*Set problem*
Your task is to tally the lines of the listing containing the word "keczer" and report the figure alone.

☆ ☆ ☆ ☆ ☆

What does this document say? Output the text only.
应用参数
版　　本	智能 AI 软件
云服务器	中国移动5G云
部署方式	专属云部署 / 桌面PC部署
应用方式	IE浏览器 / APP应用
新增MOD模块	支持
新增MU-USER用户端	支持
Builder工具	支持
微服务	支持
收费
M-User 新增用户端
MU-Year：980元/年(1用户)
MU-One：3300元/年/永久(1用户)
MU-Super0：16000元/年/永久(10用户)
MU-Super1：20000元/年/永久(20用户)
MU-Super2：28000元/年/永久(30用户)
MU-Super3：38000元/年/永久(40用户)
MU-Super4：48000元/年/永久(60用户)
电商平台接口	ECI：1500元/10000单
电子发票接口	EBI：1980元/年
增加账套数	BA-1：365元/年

☆ ☆ ☆ ☆ ☆

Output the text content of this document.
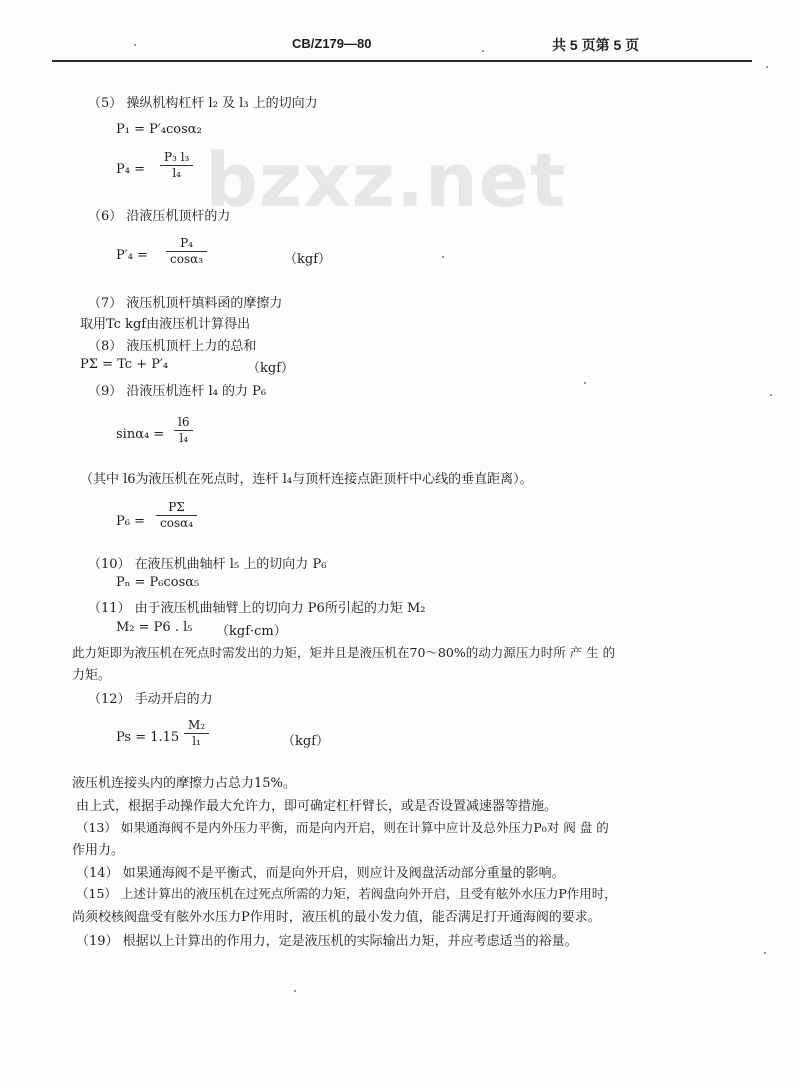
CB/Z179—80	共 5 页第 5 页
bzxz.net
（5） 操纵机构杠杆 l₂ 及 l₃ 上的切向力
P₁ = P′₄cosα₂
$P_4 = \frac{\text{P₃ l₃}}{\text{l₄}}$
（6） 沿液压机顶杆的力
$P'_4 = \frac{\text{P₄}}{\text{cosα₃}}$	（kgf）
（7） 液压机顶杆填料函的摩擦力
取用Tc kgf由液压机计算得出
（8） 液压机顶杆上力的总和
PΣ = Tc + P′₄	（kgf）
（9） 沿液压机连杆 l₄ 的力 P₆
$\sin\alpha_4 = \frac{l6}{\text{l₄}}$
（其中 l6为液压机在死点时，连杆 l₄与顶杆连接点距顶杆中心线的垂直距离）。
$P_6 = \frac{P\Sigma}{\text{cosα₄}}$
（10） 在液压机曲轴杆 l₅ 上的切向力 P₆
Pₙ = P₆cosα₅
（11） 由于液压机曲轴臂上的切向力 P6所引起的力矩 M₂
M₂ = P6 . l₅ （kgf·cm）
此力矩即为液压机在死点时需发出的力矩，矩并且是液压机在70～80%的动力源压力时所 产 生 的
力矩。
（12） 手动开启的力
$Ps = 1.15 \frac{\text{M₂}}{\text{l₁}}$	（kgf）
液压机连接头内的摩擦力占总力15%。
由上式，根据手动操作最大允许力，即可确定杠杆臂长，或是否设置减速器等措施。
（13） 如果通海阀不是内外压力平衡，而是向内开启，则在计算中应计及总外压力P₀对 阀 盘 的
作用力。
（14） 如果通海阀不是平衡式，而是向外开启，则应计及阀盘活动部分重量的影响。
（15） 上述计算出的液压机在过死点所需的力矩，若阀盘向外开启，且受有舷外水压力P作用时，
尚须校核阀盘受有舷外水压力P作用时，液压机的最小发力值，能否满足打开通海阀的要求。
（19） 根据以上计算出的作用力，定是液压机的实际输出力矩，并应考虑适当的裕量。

☆ ☆ ☆ ☆ ☆

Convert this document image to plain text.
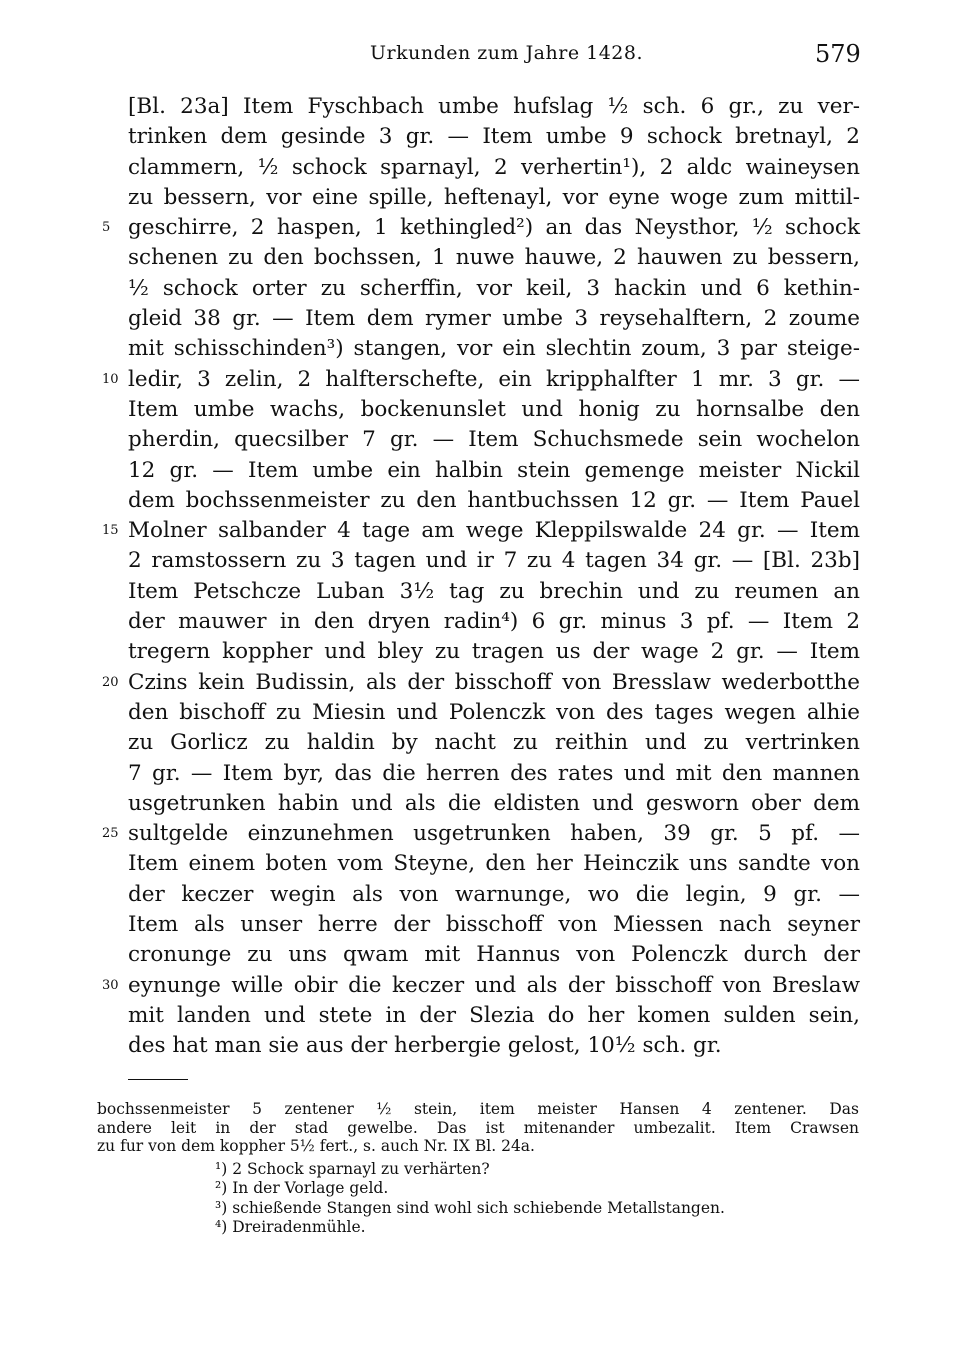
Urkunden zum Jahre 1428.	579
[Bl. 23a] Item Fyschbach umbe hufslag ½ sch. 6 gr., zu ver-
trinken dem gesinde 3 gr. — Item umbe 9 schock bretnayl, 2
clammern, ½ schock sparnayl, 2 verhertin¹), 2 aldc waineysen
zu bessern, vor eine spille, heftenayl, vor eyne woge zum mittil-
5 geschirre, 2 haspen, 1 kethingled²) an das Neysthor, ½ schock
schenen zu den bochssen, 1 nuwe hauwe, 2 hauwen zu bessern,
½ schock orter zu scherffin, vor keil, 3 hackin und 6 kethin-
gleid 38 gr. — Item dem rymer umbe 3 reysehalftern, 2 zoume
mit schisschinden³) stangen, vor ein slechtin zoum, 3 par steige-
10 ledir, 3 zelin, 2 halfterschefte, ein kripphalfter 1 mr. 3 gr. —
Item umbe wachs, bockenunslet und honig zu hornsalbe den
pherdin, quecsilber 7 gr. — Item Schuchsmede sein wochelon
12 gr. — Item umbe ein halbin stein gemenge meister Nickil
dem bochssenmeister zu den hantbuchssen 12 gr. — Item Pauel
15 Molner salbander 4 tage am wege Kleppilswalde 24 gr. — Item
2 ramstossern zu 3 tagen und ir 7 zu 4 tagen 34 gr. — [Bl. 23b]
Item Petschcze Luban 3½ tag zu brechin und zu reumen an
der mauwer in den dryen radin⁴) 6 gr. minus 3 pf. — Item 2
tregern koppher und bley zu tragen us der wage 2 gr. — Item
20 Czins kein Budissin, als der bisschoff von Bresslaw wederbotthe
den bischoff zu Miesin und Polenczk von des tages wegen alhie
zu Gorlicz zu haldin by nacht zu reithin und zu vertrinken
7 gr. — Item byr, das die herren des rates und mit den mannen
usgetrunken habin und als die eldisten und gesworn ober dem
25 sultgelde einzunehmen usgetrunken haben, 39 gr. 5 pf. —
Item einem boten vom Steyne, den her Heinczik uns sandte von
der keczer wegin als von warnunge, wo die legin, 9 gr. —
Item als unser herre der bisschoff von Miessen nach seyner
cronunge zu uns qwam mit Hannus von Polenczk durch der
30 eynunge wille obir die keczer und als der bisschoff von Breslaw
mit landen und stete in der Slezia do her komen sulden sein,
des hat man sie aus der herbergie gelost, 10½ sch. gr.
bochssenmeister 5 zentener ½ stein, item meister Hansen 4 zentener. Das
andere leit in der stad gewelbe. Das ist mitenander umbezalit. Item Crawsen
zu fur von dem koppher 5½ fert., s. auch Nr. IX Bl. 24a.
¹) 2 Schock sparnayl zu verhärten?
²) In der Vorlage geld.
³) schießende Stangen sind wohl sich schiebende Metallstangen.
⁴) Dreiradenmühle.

☆ ☆ ☆ ☆ ☆

*Solution for this exercise*
2